**Work to be completed:** Return the material word for word. Do not include pictures.

**Entries from a visual dataset:**

:::

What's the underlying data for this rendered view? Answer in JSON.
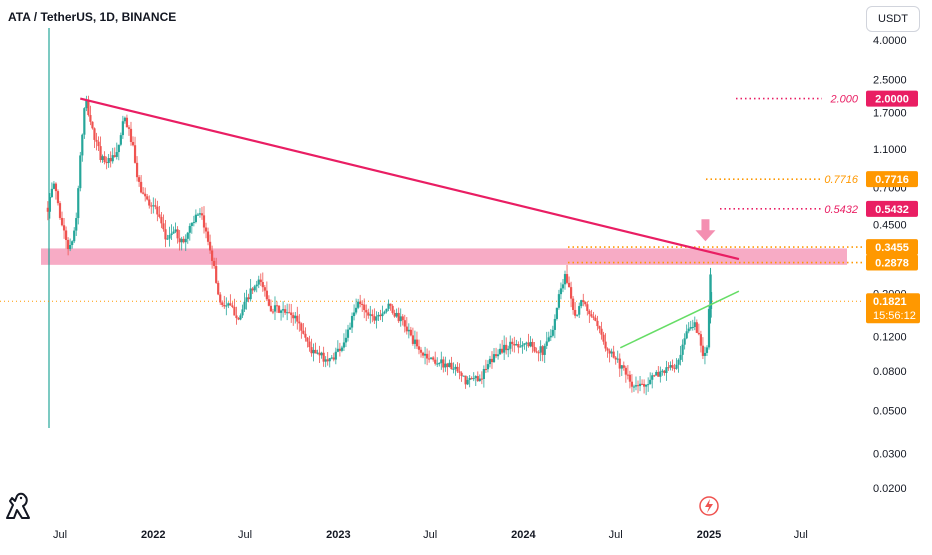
{
  "header": {
    "title": "ATA / TetherUS, 1D, BINANCE"
  },
  "currency_button": {
    "label": "USDT"
  },
  "icons": {
    "logo": "tradingview-dino-icon",
    "event": "lightning-icon",
    "marker": "down-arrow-icon"
  },
  "colors": {
    "up": "#26a69a",
    "down": "#ef5350",
    "trendline": "#e91e63",
    "green_line": "#66dd66",
    "zone": "#f48fb1",
    "orange": "#ff9800",
    "pink_label": "#e91e63",
    "current": "#ff9800"
  },
  "chart_data": {
    "type": "candlestick",
    "symbol": "ATA / TetherUS",
    "interval": "1D",
    "exchange": "BINANCE",
    "y_scale": "log",
    "y_ticks": [
      "4.0000",
      "2.5000",
      "1.7000",
      "1.1000",
      "0.7000",
      "0.4500",
      "0.3000",
      "0.2000",
      "0.1200",
      "0.0800",
      "0.0500",
      "0.0300",
      "0.0200"
    ],
    "x_ticks": [
      "Jul",
      "2022",
      "Jul",
      "2023",
      "Jul",
      "2024",
      "Jul",
      "2025",
      "Jul"
    ],
    "price_path": [
      [
        "2021-06-07",
        0.55
      ],
      [
        "2021-06-20",
        0.75
      ],
      [
        "2021-07-01",
        0.5
      ],
      [
        "2021-07-10",
        0.4
      ],
      [
        "2021-07-20",
        0.33
      ],
      [
        "2021-08-01",
        0.45
      ],
      [
        "2021-08-10",
        1.0
      ],
      [
        "2021-08-20",
        2.0
      ],
      [
        "2021-09-05",
        1.3
      ],
      [
        "2021-09-20",
        1.0
      ],
      [
        "2021-10-05",
        0.95
      ],
      [
        "2021-10-20",
        1.0
      ],
      [
        "2021-11-05",
        1.6
      ],
      [
        "2021-11-20",
        1.2
      ],
      [
        "2021-12-01",
        0.75
      ],
      [
        "2021-12-15",
        0.62
      ],
      [
        "2022-01-05",
        0.55
      ],
      [
        "2022-01-25",
        0.38
      ],
      [
        "2022-02-10",
        0.42
      ],
      [
        "2022-03-01",
        0.36
      ],
      [
        "2022-03-20",
        0.48
      ],
      [
        "2022-04-05",
        0.5
      ],
      [
        "2022-04-25",
        0.33
      ],
      [
        "2022-05-12",
        0.18
      ],
      [
        "2022-06-01",
        0.17
      ],
      [
        "2022-06-20",
        0.15
      ],
      [
        "2022-07-10",
        0.2
      ],
      [
        "2022-08-01",
        0.23
      ],
      [
        "2022-08-20",
        0.17
      ],
      [
        "2022-09-15",
        0.16
      ],
      [
        "2022-10-10",
        0.15
      ],
      [
        "2022-11-10",
        0.1
      ],
      [
        "2022-12-15",
        0.09
      ],
      [
        "2023-01-10",
        0.11
      ],
      [
        "2023-02-10",
        0.18
      ],
      [
        "2023-03-10",
        0.15
      ],
      [
        "2023-04-10",
        0.17
      ],
      [
        "2023-05-10",
        0.14
      ],
      [
        "2023-06-10",
        0.1
      ],
      [
        "2023-07-10",
        0.09
      ],
      [
        "2023-08-10",
        0.085
      ],
      [
        "2023-09-10",
        0.07
      ],
      [
        "2023-10-10",
        0.075
      ],
      [
        "2023-11-10",
        0.1
      ],
      [
        "2023-12-10",
        0.11
      ],
      [
        "2024-01-10",
        0.11
      ],
      [
        "2024-02-10",
        0.1
      ],
      [
        "2024-03-01",
        0.14
      ],
      [
        "2024-03-15",
        0.22
      ],
      [
        "2024-03-25",
        0.25
      ],
      [
        "2024-04-13",
        0.15
      ],
      [
        "2024-04-25",
        0.18
      ],
      [
        "2024-05-10",
        0.16
      ],
      [
        "2024-06-10",
        0.11
      ],
      [
        "2024-07-05",
        0.09
      ],
      [
        "2024-08-05",
        0.065
      ],
      [
        "2024-09-01",
        0.07
      ],
      [
        "2024-10-01",
        0.08
      ],
      [
        "2024-11-01",
        0.085
      ],
      [
        "2024-11-20",
        0.13
      ],
      [
        "2024-12-05",
        0.14
      ],
      [
        "2024-12-20",
        0.1
      ],
      [
        "2024-12-30",
        0.11
      ],
      [
        "2025-01-03",
        0.25
      ],
      [
        "2025-01-06",
        0.1821
      ]
    ],
    "drawings": {
      "trendline": {
        "from": [
          "2021-08-10",
          2.0
        ],
        "to": [
          "2025-03-01",
          0.3
        ]
      },
      "green_trendline": {
        "from": [
          "2024-07-10",
          0.105
        ],
        "to": [
          "2025-03-01",
          0.205
        ]
      },
      "resistance_zone": {
        "low": 0.28,
        "high": 0.34
      },
      "down_arrow": {
        "date": "2024-12-25",
        "price": 0.37
      }
    },
    "levels": [
      {
        "price": 2.0,
        "label": "2.000",
        "badge": "2.0000",
        "color": "#e91e63"
      },
      {
        "price": 0.7716,
        "label": "0.7716",
        "badge": "0.7716",
        "color": "#ff9800"
      },
      {
        "price": 0.5432,
        "label": "0.5432",
        "badge": "0.5432",
        "color": "#e91e63"
      },
      {
        "price": 0.3455,
        "label": "",
        "badge": "0.3455",
        "color": "#ff9800"
      },
      {
        "price": 0.2878,
        "label": "",
        "badge": "0.2878",
        "color": "#ff9800"
      }
    ],
    "current": {
      "price": 0.1821,
      "badge": "0.1821",
      "countdown": "15:56:12"
    }
  }
}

:::

**Response below:**
What's the underlying data for this rendered view? Answer in JSON.
{
  "header": {
    "title": "ATA / TetherUS, 1D, BINANCE"
  },
  "currency_button": {
    "label": "USDT"
  },
  "icons": {
    "logo": "tradingview-dino-icon",
    "event": "lightning-icon",
    "marker": "down-arrow-icon"
  },
  "colors": {
    "up": "#26a69a",
    "down": "#ef5350",
    "trendline": "#e91e63",
    "green_line": "#66dd66",
    "zone": "#f48fb1",
    "orange": "#ff9800",
    "pink_label": "#e91e63",
    "current": "#ff9800"
  },
  "chart_data": {
    "type": "candlestick",
    "symbol": "ATA / TetherUS",
    "interval": "1D",
    "exchange": "BINANCE",
    "y_scale": "log",
    "y_ticks": [
      "4.0000",
      "2.5000",
      "1.7000",
      "1.1000",
      "0.7000",
      "0.4500",
      "0.3000",
      "0.2000",
      "0.1200",
      "0.0800",
      "0.0500",
      "0.0300",
      "0.0200"
    ],
    "x_ticks": [
      "Jul",
      "2022",
      "Jul",
      "2023",
      "Jul",
      "2024",
      "Jul",
      "2025",
      "Jul"
    ],
    "price_path": [
      [
        "2021-06-07",
        0.55
      ],
      [
        "2021-06-20",
        0.75
      ],
      [
        "2021-07-01",
        0.5
      ],
      [
        "2021-07-10",
        0.4
      ],
      [
        "2021-07-20",
        0.33
      ],
      [
        "2021-08-01",
        0.45
      ],
      [
        "2021-08-10",
        1.0
      ],
      [
        "2021-08-20",
        2.0
      ],
      [
        "2021-09-05",
        1.3
      ],
      [
        "2021-09-20",
        1.0
      ],
      [
        "2021-10-05",
        0.95
      ],
      [
        "2021-10-20",
        1.0
      ],
      [
        "2021-11-05",
        1.6
      ],
      [
        "2021-11-20",
        1.2
      ],
      [
        "2021-12-01",
        0.75
      ],
      [
        "2021-12-15",
        0.62
      ],
      [
        "2022-01-05",
        0.55
      ],
      [
        "2022-01-25",
        0.38
      ],
      [
        "2022-02-10",
        0.42
      ],
      [
        "2022-03-01",
        0.36
      ],
      [
        "2022-03-20",
        0.48
      ],
      [
        "2022-04-05",
        0.5
      ],
      [
        "2022-04-25",
        0.33
      ],
      [
        "2022-05-12",
        0.18
      ],
      [
        "2022-06-01",
        0.17
      ],
      [
        "2022-06-20",
        0.15
      ],
      [
        "2022-07-10",
        0.2
      ],
      [
        "2022-08-01",
        0.23
      ],
      [
        "2022-08-20",
        0.17
      ],
      [
        "2022-09-15",
        0.16
      ],
      [
        "2022-10-10",
        0.15
      ],
      [
        "2022-11-10",
        0.1
      ],
      [
        "2022-12-15",
        0.09
      ],
      [
        "2023-01-10",
        0.11
      ],
      [
        "2023-02-10",
        0.18
      ],
      [
        "2023-03-10",
        0.15
      ],
      [
        "2023-04-10",
        0.17
      ],
      [
        "2023-05-10",
        0.14
      ],
      [
        "2023-06-10",
        0.1
      ],
      [
        "2023-07-10",
        0.09
      ],
      [
        "2023-08-10",
        0.085
      ],
      [
        "2023-09-10",
        0.07
      ],
      [
        "2023-10-10",
        0.075
      ],
      [
        "2023-11-10",
        0.1
      ],
      [
        "2023-12-10",
        0.11
      ],
      [
        "2024-01-10",
        0.11
      ],
      [
        "2024-02-10",
        0.1
      ],
      [
        "2024-03-01",
        0.14
      ],
      [
        "2024-03-15",
        0.22
      ],
      [
        "2024-03-25",
        0.25
      ],
      [
        "2024-04-13",
        0.15
      ],
      [
        "2024-04-25",
        0.18
      ],
      [
        "2024-05-10",
        0.16
      ],
      [
        "2024-06-10",
        0.11
      ],
      [
        "2024-07-05",
        0.09
      ],
      [
        "2024-08-05",
        0.065
      ],
      [
        "2024-09-01",
        0.07
      ],
      [
        "2024-10-01",
        0.08
      ],
      [
        "2024-11-01",
        0.085
      ],
      [
        "2024-11-20",
        0.13
      ],
      [
        "2024-12-05",
        0.14
      ],
      [
        "2024-12-20",
        0.1
      ],
      [
        "2024-12-30",
        0.11
      ],
      [
        "2025-01-03",
        0.25
      ],
      [
        "2025-01-06",
        0.1821
      ]
    ],
    "drawings": {
      "trendline": {
        "from": [
          "2021-08-10",
          2.0
        ],
        "to": [
          "2025-03-01",
          0.3
        ]
      },
      "green_trendline": {
        "from": [
          "2024-07-10",
          0.105
        ],
        "to": [
          "2025-03-01",
          0.205
        ]
      },
      "resistance_zone": {
        "low": 0.28,
        "high": 0.34
      },
      "down_arrow": {
        "date": "2024-12-25",
        "price": 0.37
      }
    },
    "levels": [
      {
        "price": 2.0,
        "label": "2.000",
        "badge": "2.0000",
        "color": "#e91e63"
      },
      {
        "price": 0.7716,
        "label": "0.7716",
        "badge": "0.7716",
        "color": "#ff9800"
      },
      {
        "price": 0.5432,
        "label": "0.5432",
        "badge": "0.5432",
        "color": "#e91e63"
      },
      {
        "price": 0.3455,
        "label": "",
        "badge": "0.3455",
        "color": "#ff9800"
      },
      {
        "price": 0.2878,
        "label": "",
        "badge": "0.2878",
        "color": "#ff9800"
      }
    ],
    "current": {
      "price": 0.1821,
      "badge": "0.1821",
      "countdown": "15:56:12"
    }
  }
}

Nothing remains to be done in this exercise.